▶ _Component data from apps and pages_
● ● ● ● ● ● ●

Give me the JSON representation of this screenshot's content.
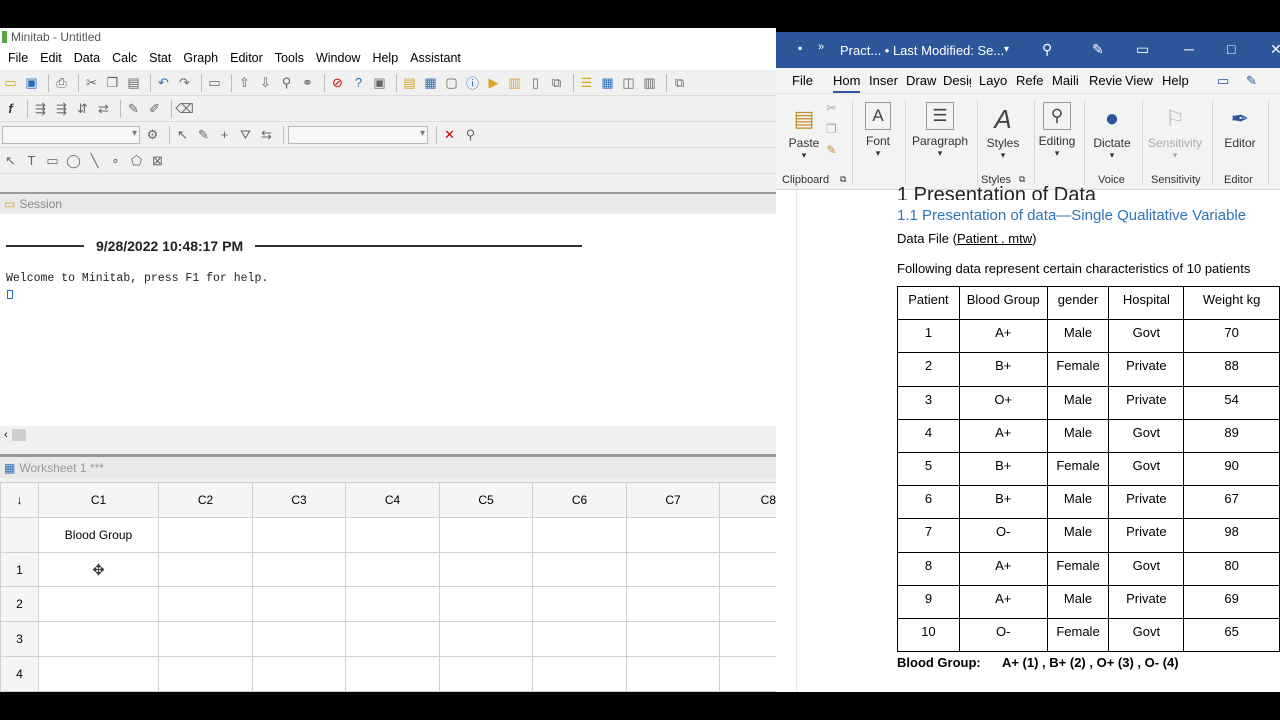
{
  "minitab": {
    "title": "Minitab - Untitled",
    "menu": [
      "File",
      "Edit",
      "Data",
      "Calc",
      "Stat",
      "Graph",
      "Editor",
      "Tools",
      "Window",
      "Help",
      "Assistant"
    ],
    "session": {
      "header": "Session",
      "datetime": "9/28/2022 10:48:17 PM",
      "welcome": "Welcome to Minitab, press F1 for help."
    },
    "worksheet": {
      "header": "Worksheet 1 ***",
      "corner": "↓",
      "columns": [
        "C1",
        "C2",
        "C3",
        "C4",
        "C5",
        "C6",
        "C7",
        "C8"
      ],
      "column_names": [
        "Blood Group",
        "",
        "",
        "",
        "",
        "",
        "",
        ""
      ],
      "rows": [
        "1",
        "2",
        "3",
        "4"
      ]
    }
  },
  "word": {
    "title": "Pract...  •  Last Modified: Se...",
    "tabs": [
      "File",
      "Hom",
      "Inser",
      "Draw",
      "Desig",
      "Layo",
      "Refer",
      "Maili",
      "Revie",
      "View",
      "Help"
    ],
    "ribbon": {
      "paste": "Paste",
      "font": "Font",
      "paragraph": "Paragraph",
      "styles": "Styles",
      "editing": "Editing",
      "dictate": "Dictate",
      "sensitivity": "Sensitivity",
      "editor": "Editor",
      "groups": {
        "clipboard": "Clipboard",
        "styles": "Styles",
        "voice": "Voice",
        "sensitivity": "Sensitivity",
        "editor": "Editor"
      }
    },
    "doc": {
      "heading1": "1   Presentation of Data",
      "heading2": "1.1    Presentation of data—Single Qualitative Variable",
      "data_file_prefix": "Data File (",
      "data_file_link": "Patient . mtw",
      "data_file_suffix": ")",
      "following": "Following data represent certain characteristics of 10 patients",
      "table_headers": [
        "Patient",
        "Blood Group",
        "gender",
        "Hospital",
        "Weight kg"
      ],
      "table_rows": [
        [
          "1",
          "A+",
          "Male",
          "Govt",
          "70"
        ],
        [
          "2",
          "B+",
          "Female",
          "Private",
          "88"
        ],
        [
          "3",
          "O+",
          "Male",
          "Private",
          "54"
        ],
        [
          "4",
          "A+",
          "Male",
          "Govt",
          "89"
        ],
        [
          "5",
          "B+",
          "Female",
          "Govt",
          "90"
        ],
        [
          "6",
          "B+",
          "Male",
          "Private",
          "67"
        ],
        [
          "7",
          "O-",
          "Male",
          "Private",
          "98"
        ],
        [
          "8",
          "A+",
          "Female",
          "Govt",
          "80"
        ],
        [
          "9",
          "A+",
          "Male",
          "Private",
          "69"
        ],
        [
          "10",
          "O-",
          "Female",
          "Govt",
          "65"
        ]
      ],
      "blood_group_label": "Blood Group:",
      "blood_group_codes": "A+ (1) , B+ (2) , O+ (3) , O- (4)"
    }
  }
}
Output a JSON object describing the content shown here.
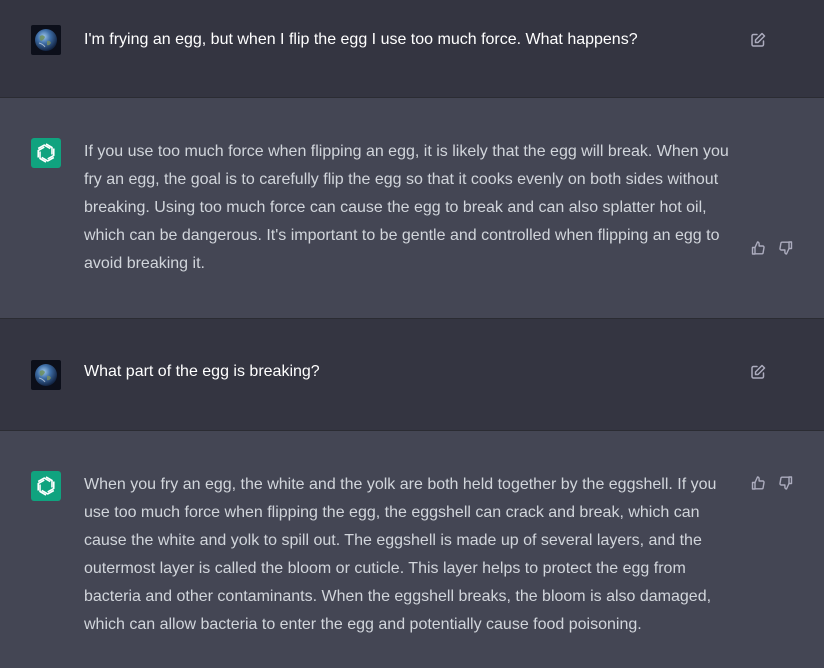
{
  "conversation": {
    "messages": [
      {
        "role": "user",
        "avatar": "user-avatar-earth",
        "text": "I'm frying an egg, but when I flip the egg I use too much force. What happens?",
        "action_icon": "edit-icon"
      },
      {
        "role": "assistant",
        "avatar": "assistant-avatar-openai",
        "text": "If you use too much force when flipping an egg, it is likely that the egg will break. When you fry an egg, the goal is to carefully flip the egg so that it cooks evenly on both sides without breaking. Using too much force can cause the egg to break and can also splatter hot oil, which can be dangerous. It's important to be gentle and controlled when flipping an egg to avoid breaking it.",
        "action_icons": [
          "thumbs-up-icon",
          "thumbs-down-icon"
        ]
      },
      {
        "role": "user",
        "avatar": "user-avatar-earth",
        "text": "What part of the egg is breaking?",
        "action_icon": "edit-icon"
      },
      {
        "role": "assistant",
        "avatar": "assistant-avatar-openai",
        "text": "When you fry an egg, the white and the yolk are both held together by the eggshell. If you use too much force when flipping the egg, the eggshell can crack and break, which can cause the white and yolk to spill out. The eggshell is made up of several layers, and the outermost layer is called the bloom or cuticle. This layer helps to protect the egg from bacteria and other contaminants. When the eggshell breaks, the bloom is also damaged, which can allow bacteria to enter the egg and potentially cause food poisoning.",
        "action_icons": [
          "thumbs-up-icon",
          "thumbs-down-icon"
        ]
      }
    ]
  },
  "colors": {
    "user_bg": "#343541",
    "assistant_bg": "#444654",
    "assistant_avatar_bg": "#10a37f",
    "text": "#d1d5db"
  }
}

● ● ● ● ● ● ●

▶ _EXERCISE_
Leave the images aside and transcribe all entries exactly.

▶ _ANSWER AREA_
Give me the JSON representation of this screenshot's content.
{
  "minitab": {
    "title": "Minitab - Untitled",
    "menu": [
      "File",
      "Edit",
      "Data",
      "Calc",
      "Stat",
      "Graph",
      "Editor",
      "Tools",
      "Window",
      "Help",
      "Assistant"
    ],
    "session": {
      "header": "Session",
      "datetime": "9/28/2022 10:48:17 PM",
      "welcome": "Welcome to Minitab, press F1 for help."
    },
    "worksheet": {
      "header": "Worksheet 1 ***",
      "corner": "↓",
      "columns": [
        "C1",
        "C2",
        "C3",
        "C4",
        "C5",
        "C6",
        "C7",
        "C8"
      ],
      "column_names": [
        "Blood Group",
        "",
        "",
        "",
        "",
        "",
        "",
        ""
      ],
      "rows": [
        "1",
        "2",
        "3",
        "4"
      ]
    }
  },
  "word": {
    "title": "Pract...  •  Last Modified: Se...",
    "tabs": [
      "File",
      "Hom",
      "Inser",
      "Draw",
      "Desig",
      "Layo",
      "Refer",
      "Maili",
      "Revie",
      "View",
      "Help"
    ],
    "ribbon": {
      "paste": "Paste",
      "font": "Font",
      "paragraph": "Paragraph",
      "styles": "Styles",
      "editing": "Editing",
      "dictate": "Dictate",
      "sensitivity": "Sensitivity",
      "editor": "Editor",
      "groups": {
        "clipboard": "Clipboard",
        "styles": "Styles",
        "voice": "Voice",
        "sensitivity": "Sensitivity",
        "editor": "Editor"
      }
    },
    "doc": {
      "heading1": "1   Presentation of Data",
      "heading2": "1.1    Presentation of data—Single Qualitative Variable",
      "data_file_prefix": "Data File (",
      "data_file_link": "Patient . mtw",
      "data_file_suffix": ")",
      "following": "Following data represent certain characteristics of 10 patients",
      "table_headers": [
        "Patient",
        "Blood Group",
        "gender",
        "Hospital",
        "Weight kg"
      ],
      "table_rows": [
        [
          "1",
          "A+",
          "Male",
          "Govt",
          "70"
        ],
        [
          "2",
          "B+",
          "Female",
          "Private",
          "88"
        ],
        [
          "3",
          "O+",
          "Male",
          "Private",
          "54"
        ],
        [
          "4",
          "A+",
          "Male",
          "Govt",
          "89"
        ],
        [
          "5",
          "B+",
          "Female",
          "Govt",
          "90"
        ],
        [
          "6",
          "B+",
          "Male",
          "Private",
          "67"
        ],
        [
          "7",
          "O-",
          "Male",
          "Private",
          "98"
        ],
        [
          "8",
          "A+",
          "Female",
          "Govt",
          "80"
        ],
        [
          "9",
          "A+",
          "Male",
          "Private",
          "69"
        ],
        [
          "10",
          "O-",
          "Female",
          "Govt",
          "65"
        ]
      ],
      "blood_group_label": "Blood Group:",
      "blood_group_codes": "A+ (1) , B+ (2) , O+ (3) , O- (4)"
    }
  }
}
Output a JSON object describing the content shown here.
{
  "conversation": {
    "messages": [
      {
        "role": "user",
        "avatar": "user-avatar-earth",
        "text": "I'm frying an egg, but when I flip the egg I use too much force. What happens?",
        "action_icon": "edit-icon"
      },
      {
        "role": "assistant",
        "avatar": "assistant-avatar-openai",
        "text": "If you use too much force when flipping an egg, it is likely that the egg will break. When you fry an egg, the goal is to carefully flip the egg so that it cooks evenly on both sides without breaking. Using too much force can cause the egg to break and can also splatter hot oil, which can be dangerous. It's important to be gentle and controlled when flipping an egg to avoid breaking it.",
        "action_icons": [
          "thumbs-up-icon",
          "thumbs-down-icon"
        ]
      },
      {
        "role": "user",
        "avatar": "user-avatar-earth",
        "text": "What part of the egg is breaking?",
        "action_icon": "edit-icon"
      },
      {
        "role": "assistant",
        "avatar": "assistant-avatar-openai",
        "text": "When you fry an egg, the white and the yolk are both held together by the eggshell. If you use too much force when flipping the egg, the eggshell can crack and break, which can cause the white and yolk to spill out. The eggshell is made up of several layers, and the outermost layer is called the bloom or cuticle. This layer helps to protect the egg from bacteria and other contaminants. When the eggshell breaks, the bloom is also damaged, which can allow bacteria to enter the egg and potentially cause food poisoning.",
        "action_icons": [
          "thumbs-up-icon",
          "thumbs-down-icon"
        ]
      }
    ]
  },
  "colors": {
    "user_bg": "#343541",
    "assistant_bg": "#444654",
    "assistant_avatar_bg": "#10a37f",
    "text": "#d1d5db"
  }
}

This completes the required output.